Work to be completed:
Which lines hold the word "Plazo"? Show each of them.

* * * *

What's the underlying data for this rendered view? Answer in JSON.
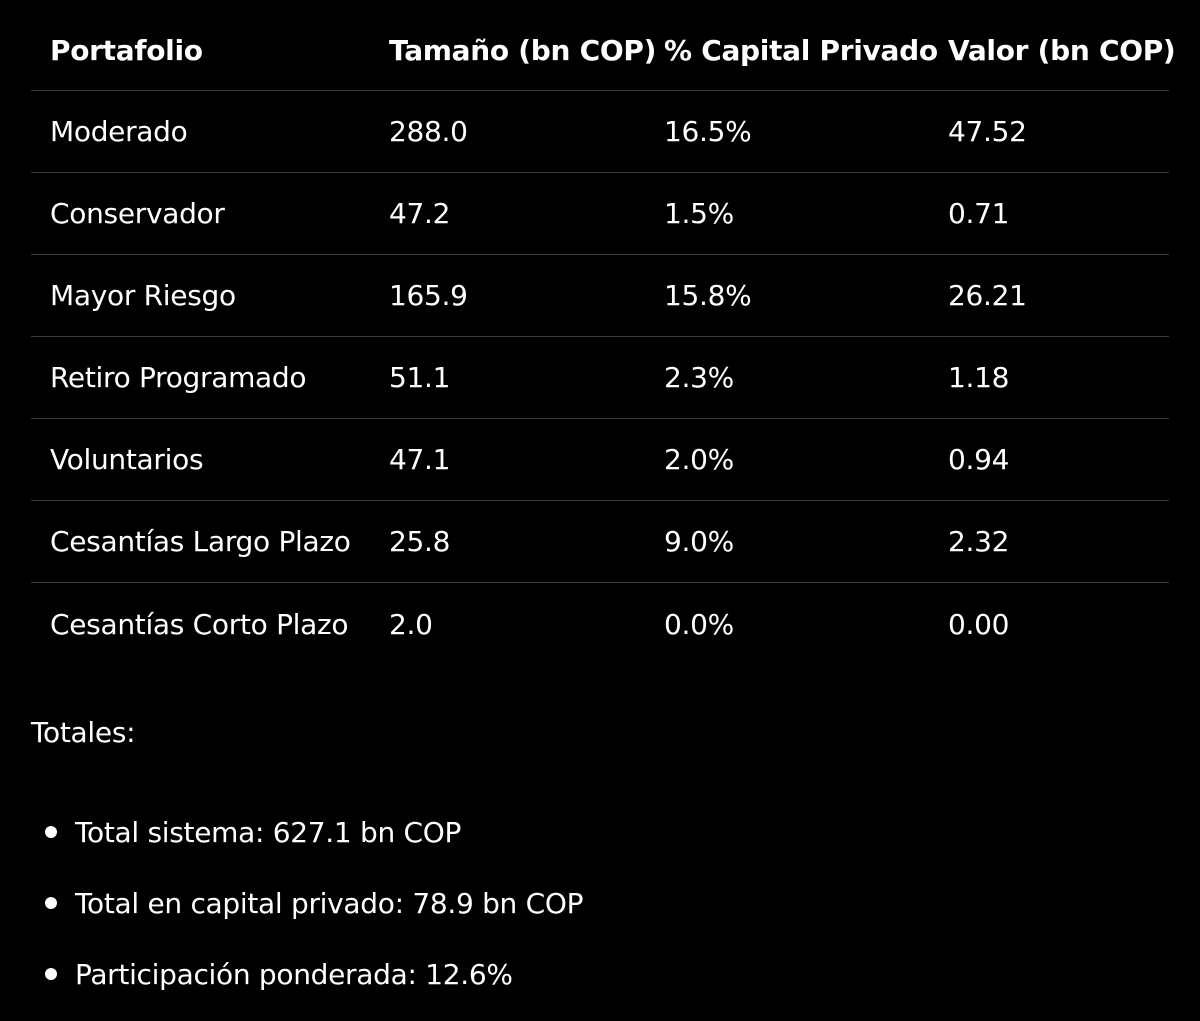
{
  "table": {
    "headers": [
      "Portafolio",
      "Tamaño (bn COP)",
      "% Capital Privado",
      "Valor (bn COP)"
    ],
    "rows": [
      [
        "Moderado",
        "288.0",
        "16.5%",
        "47.52"
      ],
      [
        "Conservador",
        "47.2",
        "1.5%",
        "0.71"
      ],
      [
        "Mayor Riesgo",
        "165.9",
        "15.8%",
        "26.21"
      ],
      [
        "Retiro Programado",
        "51.1",
        "2.3%",
        "1.18"
      ],
      [
        "Voluntarios",
        "47.1",
        "2.0%",
        "0.94"
      ],
      [
        "Cesantías Largo Plazo",
        "25.8",
        "9.0%",
        "2.32"
      ],
      [
        "Cesantías Corto Plazo",
        "2.0",
        "0.0%",
        "0.00"
      ]
    ]
  },
  "totals": {
    "title": "Totales:",
    "items": [
      "Total sistema: 627.1 bn COP",
      "Total en capital privado: 78.9 bn COP",
      "Participación ponderada: 12.6%"
    ]
  }
}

* * * *

Worked answer:
        "Cesantías Largo Plazo",
        "Cesantías Corto Plazo",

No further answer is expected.